▸ **Text shown**:

Security events are never downgraded by this flag: Exit 2 (credential scanner breach) and Exit 3 (path traversal guard system-path incident) always keep priority over ordinary failures.
You can also set exit_zero = true in .zenzic.toml to make it the permanent default.
--show-info
By default, info-level findings are hidden to keep everyday output focused on actionable
violations. Use --show-info to surface structural telemetry — non-blocking measurements that
inform architectural decisions without signalling defects.
The canonical example is CIRCULAR_LINK (Z106): documentation Knowledge Graphs naturally
produce link cycles, and the analyzer tracks them as topological metrics rather than errors.
High cycle density on a specific page is a data point for Information Architecture review,
not a quality gate trigger.
Available on all zenzic check commands.
zenzic check links --show-info
zenzic check all --show-info
--quiet
--quiet is available on zenzic check all and is designed for silent builders
(pre-commit and CI hooks) that need minimal output.
- Suppresses the rich analysis panel and per-file verbose report.
- Prints a compact one-line summary for error/warning totals.
- Prints an explicit security one-liner for credential scanner findings (Exit 2).
- Still enforces fatal exit behavior, including security priority (
3 > 2 > 1).
zenzic check all --quiet
--offline
--offline is available on check all, check links, and check orphans. It forces
all adapters (MkDocs, Zensical, and Docusaurus) to resolve URLs without
use_directory_urls, producing flat .html paths instead of clean directory-based slugs.
Use this flag when linting documentation that will be distributed as static files — for example, bundled onto a USB drive or served over an intranet without a web server.

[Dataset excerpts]
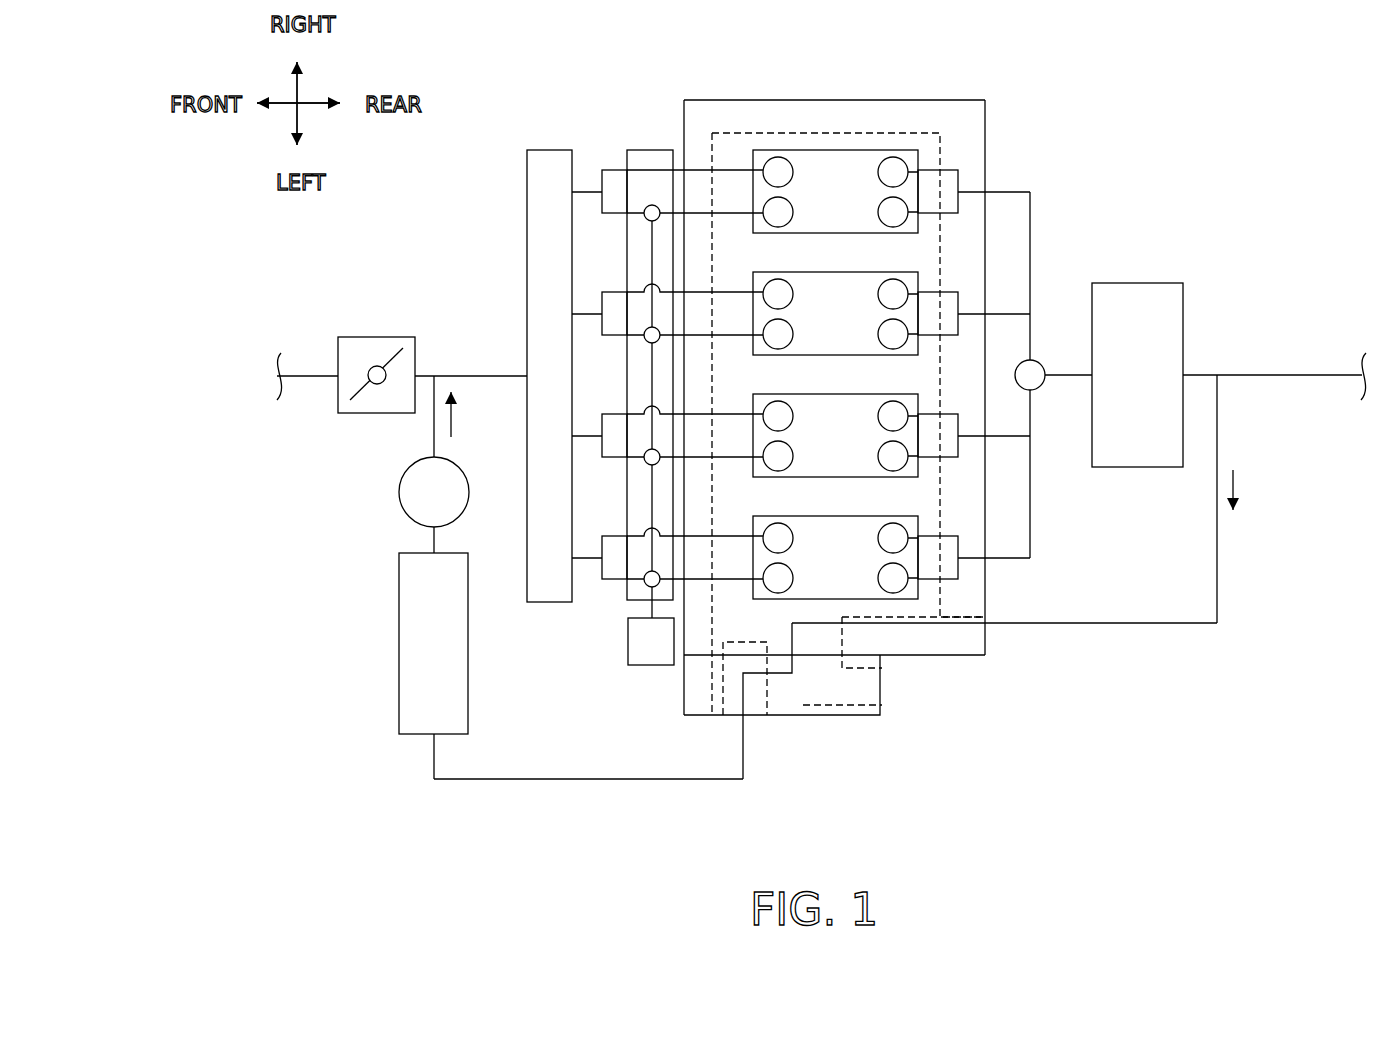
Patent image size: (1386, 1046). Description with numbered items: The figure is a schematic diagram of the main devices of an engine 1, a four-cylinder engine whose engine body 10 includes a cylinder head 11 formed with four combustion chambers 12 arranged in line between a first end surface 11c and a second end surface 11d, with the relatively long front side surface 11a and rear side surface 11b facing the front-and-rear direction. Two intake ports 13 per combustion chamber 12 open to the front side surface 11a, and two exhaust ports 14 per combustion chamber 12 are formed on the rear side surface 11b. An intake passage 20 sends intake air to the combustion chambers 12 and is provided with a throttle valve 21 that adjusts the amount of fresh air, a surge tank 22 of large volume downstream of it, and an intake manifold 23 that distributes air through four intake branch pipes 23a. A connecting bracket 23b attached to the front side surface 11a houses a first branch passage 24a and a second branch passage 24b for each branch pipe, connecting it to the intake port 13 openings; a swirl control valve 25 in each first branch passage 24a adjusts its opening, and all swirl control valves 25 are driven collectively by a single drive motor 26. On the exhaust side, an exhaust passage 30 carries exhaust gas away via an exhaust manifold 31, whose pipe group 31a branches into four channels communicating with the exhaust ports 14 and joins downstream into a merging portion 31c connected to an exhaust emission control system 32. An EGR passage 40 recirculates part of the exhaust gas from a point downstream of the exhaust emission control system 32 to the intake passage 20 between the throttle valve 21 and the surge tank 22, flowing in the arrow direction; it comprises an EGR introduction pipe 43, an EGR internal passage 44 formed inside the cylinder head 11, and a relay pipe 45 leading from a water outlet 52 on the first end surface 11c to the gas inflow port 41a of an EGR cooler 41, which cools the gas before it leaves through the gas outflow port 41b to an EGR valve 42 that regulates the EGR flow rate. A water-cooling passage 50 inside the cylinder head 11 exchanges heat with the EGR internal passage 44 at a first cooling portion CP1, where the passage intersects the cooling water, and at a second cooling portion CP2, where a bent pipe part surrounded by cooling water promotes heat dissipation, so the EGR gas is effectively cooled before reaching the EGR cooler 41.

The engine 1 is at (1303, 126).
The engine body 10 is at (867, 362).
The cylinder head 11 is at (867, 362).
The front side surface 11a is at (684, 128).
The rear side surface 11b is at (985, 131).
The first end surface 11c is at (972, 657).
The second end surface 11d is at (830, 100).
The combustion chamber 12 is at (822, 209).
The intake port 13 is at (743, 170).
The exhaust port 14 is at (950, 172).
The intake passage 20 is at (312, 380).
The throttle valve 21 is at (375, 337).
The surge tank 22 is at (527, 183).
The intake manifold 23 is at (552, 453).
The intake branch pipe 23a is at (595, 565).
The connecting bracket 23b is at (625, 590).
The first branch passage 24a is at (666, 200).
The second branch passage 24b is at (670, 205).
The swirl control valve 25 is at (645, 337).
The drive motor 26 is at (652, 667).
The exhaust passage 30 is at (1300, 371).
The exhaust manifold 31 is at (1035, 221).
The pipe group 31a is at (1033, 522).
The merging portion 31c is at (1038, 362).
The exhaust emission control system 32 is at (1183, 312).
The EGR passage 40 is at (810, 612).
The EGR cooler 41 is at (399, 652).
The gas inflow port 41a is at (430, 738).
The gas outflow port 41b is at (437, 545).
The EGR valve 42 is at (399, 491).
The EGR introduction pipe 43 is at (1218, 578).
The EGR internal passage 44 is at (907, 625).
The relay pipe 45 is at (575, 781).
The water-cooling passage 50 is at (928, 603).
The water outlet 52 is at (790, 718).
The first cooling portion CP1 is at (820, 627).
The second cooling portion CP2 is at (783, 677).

▸ **Exercise goal**: Can you continue the text on zenzic command-line flags from the point where it stops? The items are separate material and have no connection to the text on zenzic command-line flags.

▸ **Task answer**:
zenzic check all --offline # flat URL mode: guide/install.md → /guide/install.html
zenzic check links --offline
zenzic check orphans --offline
When active, Zenzic banner displays:
NOTICE: [Offline mode: forcing flat URL structure]
The --offline flag has identical behaviour on MkDocs, Zensical, and Docusaurus adapters.
This ensures Zenzic remains a consistent Structural Custodian regardless of your build engine.
--no-external
--no-external is available on check all and check links. Within the link-validator pipeline,
it skips Pass 3 — concurrent HTTP HEAD validation of external URLs — while keeping Pass 1
(filesystem and target-map resolution) and Pass 2 (internal link validation) active.
Use this flag in air-gapped or offline development environments where external URL reachability cannot be verified, or as a speed optimisation when external link health is confirmed by other means.
zenzic check all --strict --no-external # enforce structural/quality checks; skip external HTTP
zenzic check links --no-external # internal links only; skip external HTTP checks
When active, the report appends a transparency notice:
💡 External link validation skipped (--no-external).
--no-external is a developer scope control, not a CI flag. Omit it in unattended
CI pipelines — external link failures are legitimate gate failures. The permanent mechanism
for excluding known-unstable URLs is excluded_external_urls in .zenzic.toml.
| Concern | Affected by --no-external? |
|---|---|
| Pass 1 — Filesystem and target-map resolution | ❌ Never skipped |
| Pass 2 — Internal link validation | ❌ Never skipped |
| Pass 3 — External HTTP HEAD requests | ✅ Skipped |
Credential scanner and path traversal guard run in dedicated security checks and are not controlled by --no-external.
--exclude-url
--exclude-url <PREFIX> is available on check all and check links. It bypasses
external URL validation for any URL that starts with the given prefix — at runtime,
without touching .zenzic.toml. The flag is repeatable.
# Suppress a domain whose DNS is not yet live
zenzic check all --strict --exclude-url https://staging.example.com/
# Suppress multiple CI/CD paradox URLs in a single invocation
zenzic check all --strict \
--exclude-url https://my-site.example.com/blog/ \
--exclude-url https://github.com/org/repo/releases/tag/v<version>
Runtime prefixes are merged with any excluded_external_urls entries already present
in .zenzic.toml — the two mechanisms co-exist and accumulate.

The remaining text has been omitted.